TASK BRIEF: Reproduce all the material exactly, minus any pictures it holds.

(Dataset items)

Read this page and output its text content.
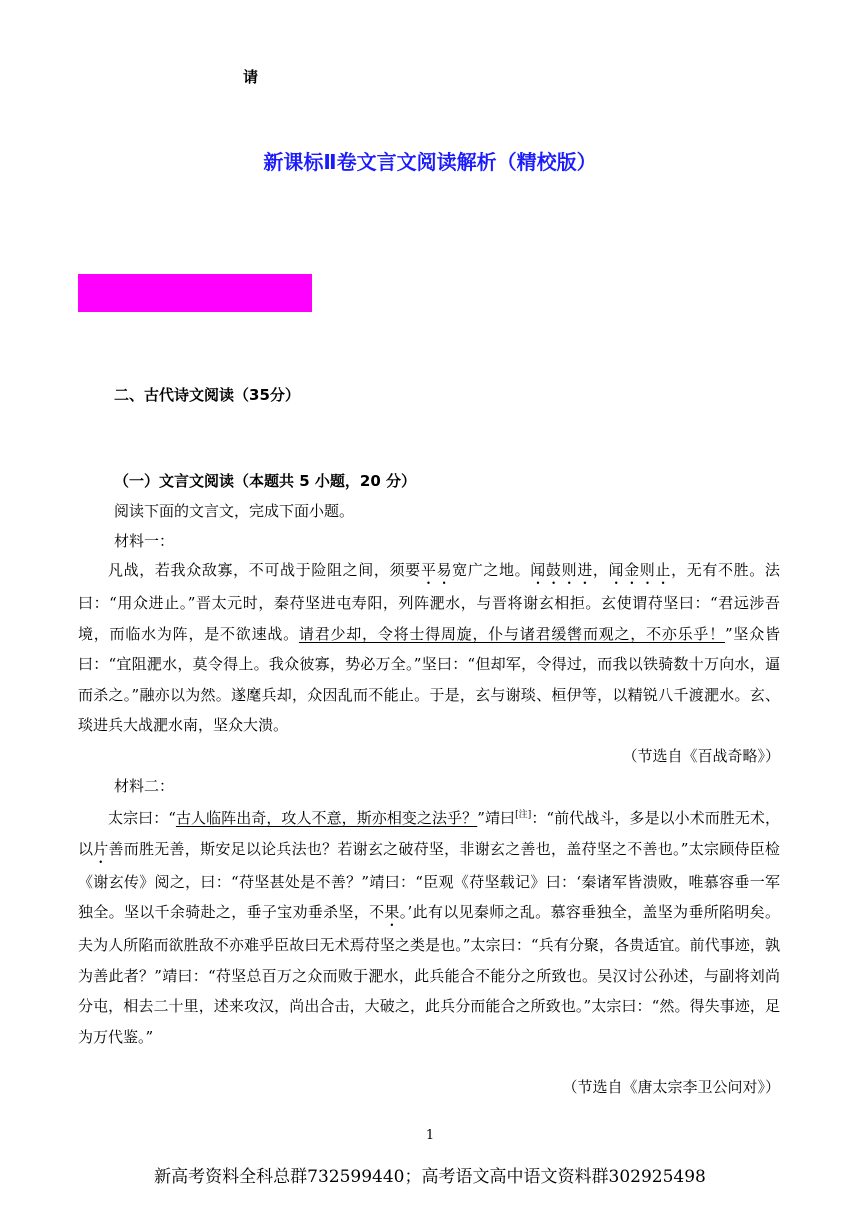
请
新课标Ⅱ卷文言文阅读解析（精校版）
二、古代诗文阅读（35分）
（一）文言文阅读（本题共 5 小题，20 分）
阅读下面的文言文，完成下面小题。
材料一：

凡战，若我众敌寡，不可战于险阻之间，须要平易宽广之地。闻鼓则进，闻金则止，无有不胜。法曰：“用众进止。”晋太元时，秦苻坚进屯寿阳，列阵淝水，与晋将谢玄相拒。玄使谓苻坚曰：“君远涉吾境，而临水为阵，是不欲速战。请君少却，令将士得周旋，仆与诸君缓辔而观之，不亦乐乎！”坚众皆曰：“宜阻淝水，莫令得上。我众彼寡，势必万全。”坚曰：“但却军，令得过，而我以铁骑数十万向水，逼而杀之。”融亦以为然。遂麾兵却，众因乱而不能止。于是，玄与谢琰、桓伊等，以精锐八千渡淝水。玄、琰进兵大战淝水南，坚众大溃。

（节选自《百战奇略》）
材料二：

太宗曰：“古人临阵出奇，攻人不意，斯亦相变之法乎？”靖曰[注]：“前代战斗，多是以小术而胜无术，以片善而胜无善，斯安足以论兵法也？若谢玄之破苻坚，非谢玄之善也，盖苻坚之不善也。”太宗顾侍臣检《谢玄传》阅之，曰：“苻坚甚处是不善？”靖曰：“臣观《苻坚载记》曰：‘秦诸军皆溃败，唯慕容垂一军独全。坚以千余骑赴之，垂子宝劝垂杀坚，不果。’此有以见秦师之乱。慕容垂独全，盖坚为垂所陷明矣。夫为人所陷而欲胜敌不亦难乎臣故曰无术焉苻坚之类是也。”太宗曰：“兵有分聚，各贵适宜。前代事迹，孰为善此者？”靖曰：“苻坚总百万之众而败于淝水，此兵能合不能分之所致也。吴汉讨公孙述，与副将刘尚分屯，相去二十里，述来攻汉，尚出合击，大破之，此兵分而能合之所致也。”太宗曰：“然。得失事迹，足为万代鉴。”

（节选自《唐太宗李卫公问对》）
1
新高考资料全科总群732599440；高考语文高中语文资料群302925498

ANSWER TO THE EXERCISE:
Read this page and output its text content.
请
新课标Ⅱ卷文言文阅读解析（精校版）
二、古代诗文阅读（35分）
（一）文言文阅读（本题共 5 小题，20 分）
阅读下面的文言文，完成下面小题。
材料一：

凡战，若我众敌寡，不可战于险阻之间，须要平易宽广之地。闻鼓则进，闻金则止，无有不胜。法曰：“用众进止。”晋太元时，秦苻坚进屯寿阳，列阵淝水，与晋将谢玄相拒。玄使谓苻坚曰：“君远涉吾境，而临水为阵，是不欲速战。请君少却，令将士得周旋，仆与诸君缓辔而观之，不亦乐乎！”坚众皆曰：“宜阻淝水，莫令得上。我众彼寡，势必万全。”坚曰：“但却军，令得过，而我以铁骑数十万向水，逼而杀之。”融亦以为然。遂麾兵却，众因乱而不能止。于是，玄与谢琰、桓伊等，以精锐八千渡淝水。玄、琰进兵大战淝水南，坚众大溃。

（节选自《百战奇略》）
材料二：

太宗曰：“古人临阵出奇，攻人不意，斯亦相变之法乎？”靖曰[注]：“前代战斗，多是以小术而胜无术，以片善而胜无善，斯安足以论兵法也？若谢玄之破苻坚，非谢玄之善也，盖苻坚之不善也。”太宗顾侍臣检《谢玄传》阅之，曰：“苻坚甚处是不善？”靖曰：“臣观《苻坚载记》曰：‘秦诸军皆溃败，唯慕容垂一军独全。坚以千余骑赴之，垂子宝劝垂杀坚，不果。’此有以见秦师之乱。慕容垂独全，盖坚为垂所陷明矣。夫为人所陷而欲胜敌不亦难乎臣故曰无术焉苻坚之类是也。”太宗曰：“兵有分聚，各贵适宜。前代事迹，孰为善此者？”靖曰：“苻坚总百万之众而败于淝水，此兵能合不能分之所致也。吴汉讨公孙述，与副将刘尚分屯，相去二十里，述来攻汉，尚出合击，大破之，此兵分而能合之所致也。”太宗曰：“然。得失事迹，足为万代鉴。”

（节选自《唐太宗李卫公问对》）
1
新高考资料全科总群732599440；高考语文高中语文资料群302925498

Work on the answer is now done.